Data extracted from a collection
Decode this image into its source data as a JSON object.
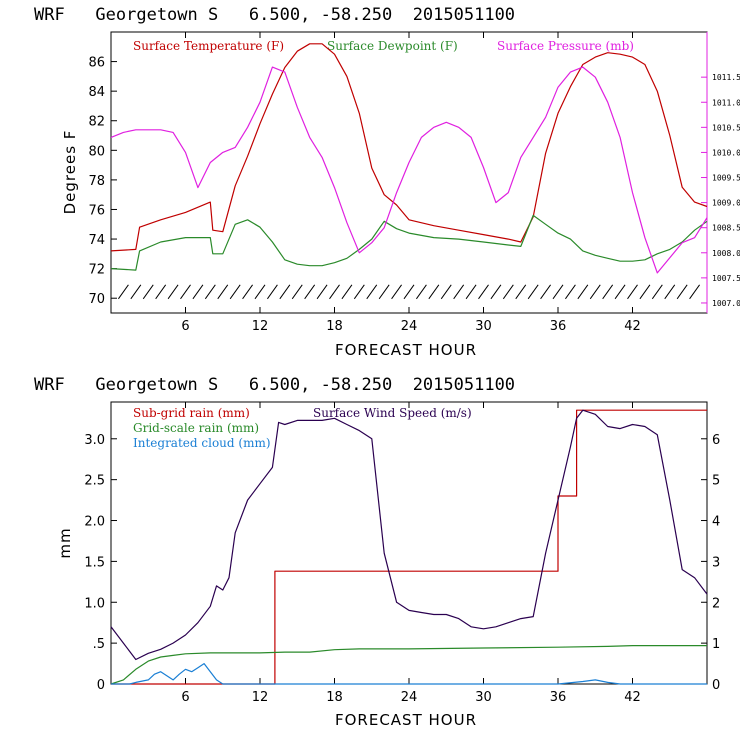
{
  "colors": {
    "temp": "#c00000",
    "dew": "#2a8a2a",
    "pressure": "#e020e0",
    "subgrid": "#c00000",
    "gridscale": "#2a8a2a",
    "cloud": "#1a7fd4",
    "wind": "#2a0050",
    "barb": "#000000"
  },
  "chart_data": [
    {
      "type": "line",
      "title": "WRF   Georgetown S   6.500, -58.250  2015051100",
      "xlabel": "FORECAST HOUR",
      "ylabel": "Degrees F",
      "xlim": [
        0,
        48
      ],
      "ylim": [
        69,
        88
      ],
      "y2lim": [
        1006.8,
        1012.4
      ],
      "x_ticks": [
        "6",
        "12",
        "18",
        "24",
        "30",
        "36",
        "42"
      ],
      "y_ticks": [
        "70",
        "72",
        "74",
        "76",
        "78",
        "80",
        "82",
        "84",
        "86"
      ],
      "y2_ticks": [
        "1007.0",
        "1007.5",
        "1008.0",
        "1008.5",
        "1009.0",
        "1009.5",
        "1010.0",
        "1010.5",
        "1011.0",
        "1011.5"
      ],
      "legend": [
        "Surface Temperature (F)",
        "Surface Dewpoint (F)",
        "Surface Pressure (mb)"
      ],
      "series": [
        {
          "name": "Surface Temperature (F)",
          "axis": "left",
          "x": [
            0,
            2,
            2.3,
            4,
            6,
            8,
            8.2,
            9,
            10,
            11,
            12,
            13,
            14,
            15,
            16,
            17,
            18,
            19,
            20,
            21,
            22,
            23,
            24,
            26,
            28,
            30,
            32,
            33,
            34,
            35,
            36,
            37,
            38,
            39,
            40,
            41,
            42,
            43,
            44,
            45,
            46,
            47,
            48
          ],
          "y": [
            73.2,
            73.3,
            74.8,
            75.3,
            75.8,
            76.5,
            74.6,
            74.5,
            77.6,
            79.6,
            81.8,
            83.8,
            85.6,
            86.7,
            87.2,
            87.2,
            86.5,
            85.0,
            82.5,
            78.8,
            77.0,
            76.3,
            75.3,
            74.9,
            74.6,
            74.3,
            74.0,
            73.8,
            75.5,
            79.8,
            82.5,
            84.3,
            85.8,
            86.3,
            86.6,
            86.5,
            86.3,
            85.8,
            84.0,
            81.0,
            77.5,
            76.5,
            76.2
          ]
        },
        {
          "name": "Surface Dewpoint (F)",
          "axis": "left",
          "x": [
            0,
            2,
            2.3,
            4,
            6,
            8,
            8.2,
            9,
            10,
            11,
            12,
            13,
            14,
            15,
            16,
            17,
            18,
            19,
            20,
            21,
            22,
            23,
            24,
            26,
            28,
            30,
            32,
            33,
            34,
            35,
            36,
            37,
            38,
            39,
            40,
            41,
            42,
            43,
            44,
            45,
            46,
            47,
            48
          ],
          "y": [
            72.0,
            71.9,
            73.2,
            73.8,
            74.1,
            74.1,
            73.0,
            73.0,
            75.0,
            75.3,
            74.8,
            73.8,
            72.6,
            72.3,
            72.2,
            72.2,
            72.4,
            72.7,
            73.3,
            74.0,
            75.2,
            74.7,
            74.4,
            74.1,
            74.0,
            73.8,
            73.6,
            73.5,
            75.6,
            75.0,
            74.4,
            74.0,
            73.2,
            72.9,
            72.7,
            72.5,
            72.5,
            72.6,
            73.0,
            73.3,
            73.8,
            74.6,
            75.2
          ]
        },
        {
          "name": "Surface Pressure (mb)",
          "axis": "right",
          "x": [
            0,
            1,
            2,
            3,
            4,
            5,
            6,
            7,
            8,
            9,
            10,
            11,
            12,
            13,
            14,
            15,
            16,
            17,
            18,
            19,
            20,
            21,
            22,
            23,
            24,
            25,
            26,
            27,
            28,
            29,
            30,
            31,
            32,
            33,
            34,
            35,
            36,
            37,
            38,
            39,
            40,
            41,
            42,
            43,
            44,
            45,
            46,
            47,
            48
          ],
          "y": [
            1010.3,
            1010.4,
            1010.45,
            1010.45,
            1010.45,
            1010.4,
            1010.0,
            1009.3,
            1009.8,
            1010.0,
            1010.1,
            1010.5,
            1011.0,
            1011.7,
            1011.6,
            1010.9,
            1010.3,
            1009.9,
            1009.3,
            1008.6,
            1008.0,
            1008.2,
            1008.5,
            1009.2,
            1009.8,
            1010.3,
            1010.5,
            1010.6,
            1010.5,
            1010.3,
            1009.7,
            1009.0,
            1009.2,
            1009.9,
            1010.3,
            1010.7,
            1011.3,
            1011.6,
            1011.7,
            1011.5,
            1011.0,
            1010.3,
            1009.2,
            1008.3,
            1007.6,
            1007.9,
            1008.2,
            1008.3,
            1008.7
          ]
        }
      ],
      "wind_barbs_hours": [
        1,
        2,
        3,
        4,
        5,
        6,
        7,
        8,
        9,
        10,
        11,
        12,
        13,
        14,
        15,
        16,
        17,
        18,
        19,
        20,
        21,
        22,
        23,
        24,
        25,
        26,
        27,
        28,
        29,
        30,
        31,
        32,
        33,
        34,
        35,
        36,
        37,
        38,
        39,
        40,
        41,
        42,
        43,
        44,
        45,
        46,
        47
      ]
    },
    {
      "type": "line",
      "title": "WRF   Georgetown S   6.500, -58.250  2015051100",
      "xlabel": "FORECAST HOUR",
      "ylabel": "mm",
      "xlim": [
        0,
        48
      ],
      "ylim": [
        0,
        3.45
      ],
      "y2lim": [
        0,
        6.9
      ],
      "x_ticks": [
        "6",
        "12",
        "18",
        "24",
        "30",
        "36",
        "42"
      ],
      "y_ticks": [
        "0",
        ".5",
        "1.0",
        "1.5",
        "2.0",
        "2.5",
        "3.0"
      ],
      "y2_ticks": [
        "0",
        "1",
        "2",
        "3",
        "4",
        "5",
        "6"
      ],
      "legend": [
        "Sub-grid rain (mm)",
        "Grid-scale rain (mm)",
        "Integrated cloud (mm)",
        "Surface Wind Speed (m/s)"
      ],
      "series": [
        {
          "name": "Sub-grid rain (mm)",
          "axis": "left",
          "x": [
            0,
            13.2,
            13.2,
            36,
            36,
            37.5,
            37.5,
            48
          ],
          "y": [
            0,
            0,
            1.38,
            1.38,
            2.3,
            2.3,
            3.35,
            3.35
          ]
        },
        {
          "name": "Grid-scale rain (mm)",
          "axis": "left",
          "x": [
            0,
            1,
            2,
            3,
            4,
            5,
            6,
            8,
            10,
            12,
            14,
            16,
            18,
            20,
            24,
            30,
            36,
            40,
            42,
            44,
            48
          ],
          "y": [
            0,
            0.05,
            0.18,
            0.28,
            0.33,
            0.35,
            0.37,
            0.38,
            0.38,
            0.38,
            0.39,
            0.39,
            0.42,
            0.43,
            0.43,
            0.44,
            0.45,
            0.46,
            0.47,
            0.47,
            0.47
          ]
        },
        {
          "name": "Integrated cloud (mm)",
          "axis": "left",
          "x": [
            0,
            1.5,
            2,
            3,
            3.5,
            4,
            5,
            5.5,
            6,
            6.5,
            7,
            7.5,
            8,
            8.5,
            9,
            10,
            12,
            24,
            36,
            38,
            39,
            40,
            41,
            48
          ],
          "y": [
            0,
            0,
            0.02,
            0.05,
            0.12,
            0.15,
            0.05,
            0.12,
            0.18,
            0.15,
            0.2,
            0.25,
            0.15,
            0.05,
            0,
            0,
            0,
            0,
            0,
            0.03,
            0.05,
            0.02,
            0,
            0
          ]
        },
        {
          "name": "Surface Wind Speed (m/s)",
          "axis": "right",
          "x": [
            0,
            1,
            2,
            3,
            4,
            5,
            6,
            7,
            8,
            8.5,
            9,
            9.5,
            10,
            11,
            12,
            13,
            13.5,
            14,
            15,
            16,
            17,
            18,
            19,
            20,
            21,
            22,
            23,
            24,
            25,
            26,
            27,
            28,
            29,
            30,
            31,
            32,
            33,
            34,
            35,
            36,
            37,
            37.5,
            38,
            39,
            40,
            41,
            42,
            43,
            44,
            45,
            46,
            47,
            48
          ],
          "y": [
            1.4,
            1.0,
            0.6,
            0.75,
            0.85,
            1.0,
            1.2,
            1.5,
            1.9,
            2.4,
            2.3,
            2.6,
            3.7,
            4.5,
            4.9,
            5.3,
            6.4,
            6.35,
            6.45,
            6.45,
            6.45,
            6.5,
            6.35,
            6.2,
            6.0,
            3.2,
            2.0,
            1.8,
            1.75,
            1.7,
            1.7,
            1.6,
            1.4,
            1.35,
            1.4,
            1.5,
            1.6,
            1.65,
            3.2,
            4.5,
            5.8,
            6.5,
            6.7,
            6.6,
            6.3,
            6.25,
            6.35,
            6.3,
            6.1,
            4.5,
            2.8,
            2.6,
            2.2
          ]
        }
      ]
    }
  ]
}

### What is being asked
Your answer should be a single number: how many lines in the data above include "name"?

### Result of this exercise
7